## INSTRUCTIONS FOR THE TASK
Reproduce each of the lines word for word.

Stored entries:

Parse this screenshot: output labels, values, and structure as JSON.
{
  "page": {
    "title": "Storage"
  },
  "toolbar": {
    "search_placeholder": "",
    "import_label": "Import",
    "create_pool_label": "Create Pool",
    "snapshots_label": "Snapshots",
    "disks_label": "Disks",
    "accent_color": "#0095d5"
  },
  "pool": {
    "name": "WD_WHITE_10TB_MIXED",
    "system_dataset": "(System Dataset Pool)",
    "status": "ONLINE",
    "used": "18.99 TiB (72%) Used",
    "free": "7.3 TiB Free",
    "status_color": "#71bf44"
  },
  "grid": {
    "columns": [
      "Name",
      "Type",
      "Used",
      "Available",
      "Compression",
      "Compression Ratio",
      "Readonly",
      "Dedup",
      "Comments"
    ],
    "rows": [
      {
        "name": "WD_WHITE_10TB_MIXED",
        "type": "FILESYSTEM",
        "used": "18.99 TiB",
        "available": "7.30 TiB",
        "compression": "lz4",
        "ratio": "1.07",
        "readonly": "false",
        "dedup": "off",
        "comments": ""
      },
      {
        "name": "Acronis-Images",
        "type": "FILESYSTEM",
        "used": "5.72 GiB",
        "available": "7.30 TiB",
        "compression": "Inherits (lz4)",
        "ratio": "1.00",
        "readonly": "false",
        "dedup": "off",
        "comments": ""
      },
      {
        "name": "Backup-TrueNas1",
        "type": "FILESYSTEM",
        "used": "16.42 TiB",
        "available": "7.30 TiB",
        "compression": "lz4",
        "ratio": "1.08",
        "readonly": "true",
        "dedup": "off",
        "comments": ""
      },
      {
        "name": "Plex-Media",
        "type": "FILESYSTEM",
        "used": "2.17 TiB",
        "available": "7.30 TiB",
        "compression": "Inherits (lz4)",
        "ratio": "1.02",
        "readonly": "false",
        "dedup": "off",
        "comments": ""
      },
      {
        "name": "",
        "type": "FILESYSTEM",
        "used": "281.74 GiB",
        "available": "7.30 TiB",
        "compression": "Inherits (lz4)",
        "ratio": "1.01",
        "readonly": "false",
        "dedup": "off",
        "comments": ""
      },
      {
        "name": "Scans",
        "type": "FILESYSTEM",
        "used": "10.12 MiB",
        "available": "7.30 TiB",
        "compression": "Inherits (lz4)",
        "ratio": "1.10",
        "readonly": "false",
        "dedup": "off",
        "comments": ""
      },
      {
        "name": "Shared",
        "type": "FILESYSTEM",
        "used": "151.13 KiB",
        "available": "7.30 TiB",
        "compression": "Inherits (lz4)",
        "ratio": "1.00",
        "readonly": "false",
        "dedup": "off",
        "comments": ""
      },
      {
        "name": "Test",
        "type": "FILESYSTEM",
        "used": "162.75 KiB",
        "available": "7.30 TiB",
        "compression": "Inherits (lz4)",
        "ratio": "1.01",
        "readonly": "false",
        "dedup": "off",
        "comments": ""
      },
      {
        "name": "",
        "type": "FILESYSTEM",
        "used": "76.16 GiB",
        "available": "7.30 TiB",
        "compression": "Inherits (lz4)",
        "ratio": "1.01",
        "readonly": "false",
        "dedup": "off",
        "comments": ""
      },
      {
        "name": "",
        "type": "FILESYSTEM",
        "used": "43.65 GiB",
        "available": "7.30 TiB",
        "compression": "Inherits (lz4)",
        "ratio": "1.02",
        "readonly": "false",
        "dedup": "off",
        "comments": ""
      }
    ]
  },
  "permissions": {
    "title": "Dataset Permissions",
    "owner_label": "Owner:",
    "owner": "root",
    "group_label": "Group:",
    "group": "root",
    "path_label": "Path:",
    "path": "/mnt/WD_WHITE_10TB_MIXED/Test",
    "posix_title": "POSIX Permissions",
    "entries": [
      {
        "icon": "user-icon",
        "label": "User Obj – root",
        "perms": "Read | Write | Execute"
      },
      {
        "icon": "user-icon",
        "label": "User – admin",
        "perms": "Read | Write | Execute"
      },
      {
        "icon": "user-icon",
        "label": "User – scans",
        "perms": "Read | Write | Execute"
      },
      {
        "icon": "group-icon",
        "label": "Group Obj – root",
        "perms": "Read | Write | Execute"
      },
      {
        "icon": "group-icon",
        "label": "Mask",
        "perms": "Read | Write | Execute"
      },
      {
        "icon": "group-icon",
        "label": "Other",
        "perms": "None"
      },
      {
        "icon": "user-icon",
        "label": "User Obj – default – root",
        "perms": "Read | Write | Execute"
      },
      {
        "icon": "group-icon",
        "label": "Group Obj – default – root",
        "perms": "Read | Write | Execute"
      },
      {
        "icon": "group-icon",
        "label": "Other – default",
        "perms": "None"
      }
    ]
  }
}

## RIGHT ANSWER
Parse this screenshot: output labels, values, and structure as JSON.
{
  "page": {
    "title": "Storage"
  },
  "toolbar": {
    "search_placeholder": "",
    "import_label": "Import",
    "create_pool_label": "Create Pool",
    "snapshots_label": "Snapshots",
    "disks_label": "Disks",
    "accent_color": "#0095d5"
  },
  "pool": {
    "name": "WD_WHITE_10TB_MIXED",
    "system_dataset": "(System Dataset Pool)",
    "status": "ONLINE",
    "used": "18.99 TiB (72%) Used",
    "free": "7.3 TiB Free",
    "status_color": "#71bf44"
  },
  "grid": {
    "columns": [
      "Name",
      "Type",
      "Used",
      "Available",
      "Compression",
      "Compression Ratio",
      "Readonly",
      "Dedup",
      "Comments"
    ],
    "rows": [
      {
        "name": "WD_WHITE_10TB_MIXED",
        "type": "FILESYSTEM",
        "used": "18.99 TiB",
        "available": "7.30 TiB",
        "compression": "lz4",
        "ratio": "1.07",
        "readonly": "false",
        "dedup": "off",
        "comments": ""
      },
      {
        "name": "Acronis-Images",
        "type": "FILESYSTEM",
        "used": "5.72 GiB",
        "available": "7.30 TiB",
        "compression": "Inherits (lz4)",
        "ratio": "1.00",
        "readonly": "false",
        "dedup": "off",
        "comments": ""
      },
      {
        "name": "Backup-TrueNas1",
        "type": "FILESYSTEM",
        "used": "16.42 TiB",
        "available": "7.30 TiB",
        "compression": "lz4",
        "ratio": "1.08",
        "readonly": "true",
        "dedup": "off",
        "comments": ""
      },
      {
        "name": "Plex-Media",
        "type": "FILESYSTEM",
        "used": "2.17 TiB",
        "available": "7.30 TiB",
        "compression": "Inherits (lz4)",
        "ratio": "1.02",
        "readonly": "false",
        "dedup": "off",
        "comments": ""
      },
      {
        "name": "",
        "type": "FILESYSTEM",
        "used": "281.74 GiB",
        "available": "7.30 TiB",
        "compression": "Inherits (lz4)",
        "ratio": "1.01",
        "readonly": "false",
        "dedup": "off",
        "comments": ""
      },
      {
        "name": "Scans",
        "type": "FILESYSTEM",
        "used": "10.12 MiB",
        "available": "7.30 TiB",
        "compression": "Inherits (lz4)",
        "ratio": "1.10",
        "readonly": "false",
        "dedup": "off",
        "comments": ""
      },
      {
        "name": "Shared",
        "type": "FILESYSTEM",
        "used": "151.13 KiB",
        "available": "7.30 TiB",
        "compression": "Inherits (lz4)",
        "ratio": "1.00",
        "readonly": "false",
        "dedup": "off",
        "comments": ""
      },
      {
        "name": "Test",
        "type": "FILESYSTEM",
        "used": "162.75 KiB",
        "available": "7.30 TiB",
        "compression": "Inherits (lz4)",
        "ratio": "1.01",
        "readonly": "false",
        "dedup": "off",
        "comments": ""
      },
      {
        "name": "",
        "type": "FILESYSTEM",
        "used": "76.16 GiB",
        "available": "7.30 TiB",
        "compression": "Inherits (lz4)",
        "ratio": "1.01",
        "readonly": "false",
        "dedup": "off",
        "comments": ""
      },
      {
        "name": "",
        "type": "FILESYSTEM",
        "used": "43.65 GiB",
        "available": "7.30 TiB",
        "compression": "Inherits (lz4)",
        "ratio": "1.02",
        "readonly": "false",
        "dedup": "off",
        "comments": ""
      }
    ]
  },
  "permissions": {
    "title": "Dataset Permissions",
    "owner_label": "Owner:",
    "owner": "root",
    "group_label": "Group:",
    "group": "root",
    "path_label": "Path:",
    "path": "/mnt/WD_WHITE_10TB_MIXED/Test",
    "posix_title": "POSIX Permissions",
    "entries": [
      {
        "icon": "user-icon",
        "label": "User Obj – root",
        "perms": "Read | Write | Execute"
      },
      {
        "icon": "user-icon",
        "label": "User – admin",
        "perms": "Read | Write | Execute"
      },
      {
        "icon": "user-icon",
        "label": "User – scans",
        "perms": "Read | Write | Execute"
      },
      {
        "icon": "group-icon",
        "label": "Group Obj – root",
        "perms": "Read | Write | Execute"
      },
      {
        "icon": "group-icon",
        "label": "Mask",
        "perms": "Read | Write | Execute"
      },
      {
        "icon": "group-icon",
        "label": "Other",
        "perms": "None"
      },
      {
        "icon": "user-icon",
        "label": "User Obj – default – root",
        "perms": "Read | Write | Execute"
      },
      {
        "icon": "group-icon",
        "label": "Group Obj – default – root",
        "perms": "Read | Write | Execute"
      },
      {
        "icon": "group-icon",
        "label": "Other – default",
        "perms": "None"
      }
    ]
  }
}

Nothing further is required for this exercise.